TASK TO CARRY OUT
Reproduce the records word for word, from their first line through the line containing "page-indicator[interactable]: 1: [254, 505, 276, 527]", including both of those lines.

..............................

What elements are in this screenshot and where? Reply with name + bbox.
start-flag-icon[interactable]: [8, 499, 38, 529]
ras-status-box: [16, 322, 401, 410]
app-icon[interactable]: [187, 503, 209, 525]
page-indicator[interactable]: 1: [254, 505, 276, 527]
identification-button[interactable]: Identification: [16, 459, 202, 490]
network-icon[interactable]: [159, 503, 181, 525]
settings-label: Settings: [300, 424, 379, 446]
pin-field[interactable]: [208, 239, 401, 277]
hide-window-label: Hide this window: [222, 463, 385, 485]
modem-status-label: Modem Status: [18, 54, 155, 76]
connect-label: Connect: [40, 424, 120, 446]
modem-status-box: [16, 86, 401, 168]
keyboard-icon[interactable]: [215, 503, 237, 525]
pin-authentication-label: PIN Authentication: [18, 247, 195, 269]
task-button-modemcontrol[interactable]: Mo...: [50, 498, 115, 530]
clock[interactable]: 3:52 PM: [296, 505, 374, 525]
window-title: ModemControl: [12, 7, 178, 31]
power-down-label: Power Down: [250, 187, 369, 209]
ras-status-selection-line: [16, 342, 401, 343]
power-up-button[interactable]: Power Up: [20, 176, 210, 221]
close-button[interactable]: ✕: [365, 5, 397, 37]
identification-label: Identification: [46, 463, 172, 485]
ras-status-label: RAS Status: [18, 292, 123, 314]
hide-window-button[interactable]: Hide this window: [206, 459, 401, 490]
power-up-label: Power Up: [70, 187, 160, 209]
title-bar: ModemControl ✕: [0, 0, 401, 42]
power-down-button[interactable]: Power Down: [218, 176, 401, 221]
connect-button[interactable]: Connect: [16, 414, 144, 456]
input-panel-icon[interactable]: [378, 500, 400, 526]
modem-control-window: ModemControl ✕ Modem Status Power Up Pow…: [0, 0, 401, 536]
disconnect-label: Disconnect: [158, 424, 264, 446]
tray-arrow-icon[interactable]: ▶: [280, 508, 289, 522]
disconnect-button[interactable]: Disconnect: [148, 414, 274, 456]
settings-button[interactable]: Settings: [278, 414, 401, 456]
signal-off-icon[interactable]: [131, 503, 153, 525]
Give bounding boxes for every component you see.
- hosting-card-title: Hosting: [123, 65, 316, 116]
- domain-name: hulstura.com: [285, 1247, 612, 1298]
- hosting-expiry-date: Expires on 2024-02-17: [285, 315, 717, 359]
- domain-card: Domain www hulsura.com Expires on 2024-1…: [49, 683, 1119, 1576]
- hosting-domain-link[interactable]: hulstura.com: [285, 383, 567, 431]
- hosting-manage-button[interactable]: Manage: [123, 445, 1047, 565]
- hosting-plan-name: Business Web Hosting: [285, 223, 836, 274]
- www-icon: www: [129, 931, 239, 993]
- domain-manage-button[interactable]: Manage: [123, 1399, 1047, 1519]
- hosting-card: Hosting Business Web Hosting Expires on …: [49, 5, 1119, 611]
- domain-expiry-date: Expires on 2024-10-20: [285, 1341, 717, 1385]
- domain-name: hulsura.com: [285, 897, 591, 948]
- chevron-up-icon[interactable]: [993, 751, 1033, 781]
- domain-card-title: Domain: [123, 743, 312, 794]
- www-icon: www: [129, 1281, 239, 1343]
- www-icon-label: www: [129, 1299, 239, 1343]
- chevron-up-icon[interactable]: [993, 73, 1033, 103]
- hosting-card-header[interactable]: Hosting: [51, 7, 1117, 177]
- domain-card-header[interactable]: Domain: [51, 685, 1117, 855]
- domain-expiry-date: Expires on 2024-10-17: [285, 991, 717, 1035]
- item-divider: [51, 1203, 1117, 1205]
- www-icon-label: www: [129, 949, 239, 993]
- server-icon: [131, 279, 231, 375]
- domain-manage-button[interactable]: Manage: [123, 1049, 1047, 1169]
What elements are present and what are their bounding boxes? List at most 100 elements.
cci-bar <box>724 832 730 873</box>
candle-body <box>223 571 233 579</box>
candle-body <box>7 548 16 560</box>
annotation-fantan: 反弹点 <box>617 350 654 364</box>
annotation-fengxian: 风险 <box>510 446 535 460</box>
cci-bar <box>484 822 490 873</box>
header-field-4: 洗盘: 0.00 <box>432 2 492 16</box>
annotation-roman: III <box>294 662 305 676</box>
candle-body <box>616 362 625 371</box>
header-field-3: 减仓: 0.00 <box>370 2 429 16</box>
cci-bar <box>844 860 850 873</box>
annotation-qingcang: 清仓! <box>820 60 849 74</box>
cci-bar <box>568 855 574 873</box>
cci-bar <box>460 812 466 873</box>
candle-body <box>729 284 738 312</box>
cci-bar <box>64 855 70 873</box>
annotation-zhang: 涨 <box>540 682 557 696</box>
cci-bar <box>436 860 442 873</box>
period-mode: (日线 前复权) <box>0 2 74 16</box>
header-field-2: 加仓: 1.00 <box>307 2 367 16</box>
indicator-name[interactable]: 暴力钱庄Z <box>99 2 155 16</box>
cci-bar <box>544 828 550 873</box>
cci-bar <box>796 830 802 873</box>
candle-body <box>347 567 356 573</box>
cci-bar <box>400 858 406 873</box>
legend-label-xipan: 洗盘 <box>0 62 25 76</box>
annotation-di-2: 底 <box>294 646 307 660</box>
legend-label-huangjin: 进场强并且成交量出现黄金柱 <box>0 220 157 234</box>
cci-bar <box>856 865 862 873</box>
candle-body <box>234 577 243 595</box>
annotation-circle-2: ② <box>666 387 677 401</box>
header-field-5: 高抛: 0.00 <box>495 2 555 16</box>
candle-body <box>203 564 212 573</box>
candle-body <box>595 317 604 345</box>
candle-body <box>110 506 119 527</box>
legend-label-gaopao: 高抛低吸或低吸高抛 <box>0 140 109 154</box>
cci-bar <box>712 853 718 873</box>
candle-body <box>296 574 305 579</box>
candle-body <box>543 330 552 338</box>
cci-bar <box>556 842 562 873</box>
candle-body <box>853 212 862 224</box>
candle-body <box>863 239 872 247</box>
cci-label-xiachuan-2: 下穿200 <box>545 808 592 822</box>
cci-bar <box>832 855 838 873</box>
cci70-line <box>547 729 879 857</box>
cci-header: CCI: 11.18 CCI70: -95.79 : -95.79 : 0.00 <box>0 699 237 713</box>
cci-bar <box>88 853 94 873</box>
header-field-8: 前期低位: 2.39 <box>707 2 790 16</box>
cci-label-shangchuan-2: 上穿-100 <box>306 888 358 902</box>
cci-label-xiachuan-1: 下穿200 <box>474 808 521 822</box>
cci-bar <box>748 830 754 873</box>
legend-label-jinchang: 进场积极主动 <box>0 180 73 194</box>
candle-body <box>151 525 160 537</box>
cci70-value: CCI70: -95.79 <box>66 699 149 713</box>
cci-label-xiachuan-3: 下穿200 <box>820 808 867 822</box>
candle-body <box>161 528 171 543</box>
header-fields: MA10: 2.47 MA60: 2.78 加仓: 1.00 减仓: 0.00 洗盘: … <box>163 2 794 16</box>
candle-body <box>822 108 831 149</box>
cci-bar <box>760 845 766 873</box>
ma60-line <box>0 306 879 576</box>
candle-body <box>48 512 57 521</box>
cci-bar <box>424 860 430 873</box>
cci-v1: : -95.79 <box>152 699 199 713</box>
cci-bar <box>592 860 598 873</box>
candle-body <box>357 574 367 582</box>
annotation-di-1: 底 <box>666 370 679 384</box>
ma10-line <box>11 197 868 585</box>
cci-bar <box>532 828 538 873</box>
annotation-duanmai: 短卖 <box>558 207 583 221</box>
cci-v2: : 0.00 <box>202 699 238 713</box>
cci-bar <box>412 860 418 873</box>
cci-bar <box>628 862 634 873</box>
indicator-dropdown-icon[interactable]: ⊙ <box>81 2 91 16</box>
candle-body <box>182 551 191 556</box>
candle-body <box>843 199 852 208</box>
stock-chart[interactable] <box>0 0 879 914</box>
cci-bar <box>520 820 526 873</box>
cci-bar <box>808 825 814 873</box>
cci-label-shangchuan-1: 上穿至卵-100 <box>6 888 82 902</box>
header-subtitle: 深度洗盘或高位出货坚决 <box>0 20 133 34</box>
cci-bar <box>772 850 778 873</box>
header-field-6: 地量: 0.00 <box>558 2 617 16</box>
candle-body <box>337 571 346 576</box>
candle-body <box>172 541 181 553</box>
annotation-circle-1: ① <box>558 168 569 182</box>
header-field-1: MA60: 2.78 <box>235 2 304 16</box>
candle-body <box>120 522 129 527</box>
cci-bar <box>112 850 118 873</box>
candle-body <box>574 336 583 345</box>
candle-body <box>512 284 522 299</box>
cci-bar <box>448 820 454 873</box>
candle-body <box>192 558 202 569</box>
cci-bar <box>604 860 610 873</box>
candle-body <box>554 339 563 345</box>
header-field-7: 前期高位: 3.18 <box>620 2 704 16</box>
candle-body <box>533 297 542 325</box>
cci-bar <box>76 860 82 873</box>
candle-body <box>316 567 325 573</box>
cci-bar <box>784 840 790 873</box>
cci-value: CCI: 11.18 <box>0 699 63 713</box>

..............................

EXERCISE ANSWER
What elements are in this screenshot and where? Reply with name + bbox.
start-flag-icon[interactable]: [8, 499, 38, 529]
ras-status-box: [16, 322, 401, 410]
app-icon[interactable]: [187, 503, 209, 525]
page-indicator[interactable]: 1: [254, 505, 276, 527]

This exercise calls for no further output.